# [DATA SUPPLIED]
▬▬▬

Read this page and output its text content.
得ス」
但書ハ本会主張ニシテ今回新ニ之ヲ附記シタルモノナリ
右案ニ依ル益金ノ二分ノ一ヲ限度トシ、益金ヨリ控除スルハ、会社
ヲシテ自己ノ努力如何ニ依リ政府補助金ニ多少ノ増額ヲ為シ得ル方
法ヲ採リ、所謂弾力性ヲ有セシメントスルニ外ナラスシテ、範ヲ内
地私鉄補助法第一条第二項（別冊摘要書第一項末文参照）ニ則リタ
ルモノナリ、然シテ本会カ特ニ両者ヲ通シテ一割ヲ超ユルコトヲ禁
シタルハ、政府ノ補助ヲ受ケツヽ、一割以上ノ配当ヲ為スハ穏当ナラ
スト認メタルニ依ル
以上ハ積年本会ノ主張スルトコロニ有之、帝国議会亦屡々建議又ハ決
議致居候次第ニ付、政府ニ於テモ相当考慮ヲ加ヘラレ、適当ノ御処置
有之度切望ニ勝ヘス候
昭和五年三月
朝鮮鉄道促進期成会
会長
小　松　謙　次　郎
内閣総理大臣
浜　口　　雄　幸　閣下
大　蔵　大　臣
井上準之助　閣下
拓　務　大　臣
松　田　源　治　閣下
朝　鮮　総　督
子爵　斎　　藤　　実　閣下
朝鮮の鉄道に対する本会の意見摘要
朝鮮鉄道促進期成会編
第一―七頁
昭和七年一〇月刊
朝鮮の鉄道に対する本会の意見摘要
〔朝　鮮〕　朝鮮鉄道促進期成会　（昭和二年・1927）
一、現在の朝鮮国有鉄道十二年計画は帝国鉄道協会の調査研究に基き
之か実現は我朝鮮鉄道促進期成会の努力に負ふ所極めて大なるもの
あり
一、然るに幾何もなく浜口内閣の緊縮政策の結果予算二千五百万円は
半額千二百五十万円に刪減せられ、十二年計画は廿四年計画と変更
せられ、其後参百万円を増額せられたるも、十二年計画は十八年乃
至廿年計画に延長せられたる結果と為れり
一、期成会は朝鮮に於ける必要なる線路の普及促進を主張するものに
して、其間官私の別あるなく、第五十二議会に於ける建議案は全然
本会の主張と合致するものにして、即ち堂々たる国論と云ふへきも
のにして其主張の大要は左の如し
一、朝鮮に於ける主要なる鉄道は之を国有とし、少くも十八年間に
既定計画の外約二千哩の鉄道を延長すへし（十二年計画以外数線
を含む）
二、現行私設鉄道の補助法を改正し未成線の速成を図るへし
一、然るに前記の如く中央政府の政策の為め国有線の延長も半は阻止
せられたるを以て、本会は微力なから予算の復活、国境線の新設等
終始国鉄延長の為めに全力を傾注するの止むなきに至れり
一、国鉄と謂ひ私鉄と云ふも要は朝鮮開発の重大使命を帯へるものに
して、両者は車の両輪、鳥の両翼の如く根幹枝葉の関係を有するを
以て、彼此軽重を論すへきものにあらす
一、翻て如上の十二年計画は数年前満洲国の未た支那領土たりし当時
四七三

▬▬▬

# [STATED GOAL]
Take the lines above and print them exactly.

# [WORKED ANSWER]
Read this page and output its text content.
得ス」
但書ハ本会主張ニシテ今回新ニ之ヲ附記シタルモノナリ
右案ニ依ル益金ノ二分ノ一ヲ限度トシ、益金ヨリ控除スルハ、会社
ヲシテ自己ノ努力如何ニ依リ政府補助金ニ多少ノ増額ヲ為シ得ル方
法ヲ採リ、所謂弾力性ヲ有セシメントスルニ外ナラスシテ、範ヲ内
地私鉄補助法第一条第二項（別冊摘要書第一項末文参照）ニ則リタ
ルモノナリ、然シテ本会カ特ニ両者ヲ通シテ一割ヲ超ユルコトヲ禁
シタルハ、政府ノ補助ヲ受ケツヽ、一割以上ノ配当ヲ為スハ穏当ナラ
スト認メタルニ依ル
以上ハ積年本会ノ主張スルトコロニ有之、帝国議会亦屡々建議又ハ決
議致居候次第ニ付、政府ニ於テモ相当考慮ヲ加ヘラレ、適当ノ御処置
有之度切望ニ勝ヘス候
昭和五年三月
朝鮮鉄道促進期成会
会長
小　松　謙　次　郎
内閣総理大臣
浜　口　　雄　幸　閣下
大　蔵　大　臣
井上準之助　閣下
拓　務　大　臣
松　田　源　治　閣下
朝　鮮　総　督
子爵　斎　　藤　　実　閣下
朝鮮の鉄道に対する本会の意見摘要
朝鮮鉄道促進期成会編
第一―七頁
昭和七年一〇月刊
朝鮮の鉄道に対する本会の意見摘要
〔朝　鮮〕　朝鮮鉄道促進期成会　（昭和二年・1927）
一、現在の朝鮮国有鉄道十二年計画は帝国鉄道協会の調査研究に基き
之か実現は我朝鮮鉄道促進期成会の努力に負ふ所極めて大なるもの
あり
一、然るに幾何もなく浜口内閣の緊縮政策の結果予算二千五百万円は
半額千二百五十万円に刪減せられ、十二年計画は廿四年計画と変更
せられ、其後参百万円を増額せられたるも、十二年計画は十八年乃
至廿年計画に延長せられたる結果と為れり
一、期成会は朝鮮に於ける必要なる線路の普及促進を主張するものに
して、其間官私の別あるなく、第五十二議会に於ける建議案は全然
本会の主張と合致するものにして、即ち堂々たる国論と云ふへきも
のにして其主張の大要は左の如し
一、朝鮮に於ける主要なる鉄道は之を国有とし、少くも十八年間に
既定計画の外約二千哩の鉄道を延長すへし（十二年計画以外数線
を含む）
二、現行私設鉄道の補助法を改正し未成線の速成を図るへし
一、然るに前記の如く中央政府の政策の為め国有線の延長も半は阻止
せられたるを以て、本会は微力なから予算の復活、国境線の新設等
終始国鉄延長の為めに全力を傾注するの止むなきに至れり
一、国鉄と謂ひ私鉄と云ふも要は朝鮮開発の重大使命を帯へるものに
して、両者は車の両輪、鳥の両翼の如く根幹枝葉の関係を有するを
以て、彼此軽重を論すへきものにあらす
一、翻て如上の十二年計画は数年前満洲国の未た支那領土たりし当時
四七三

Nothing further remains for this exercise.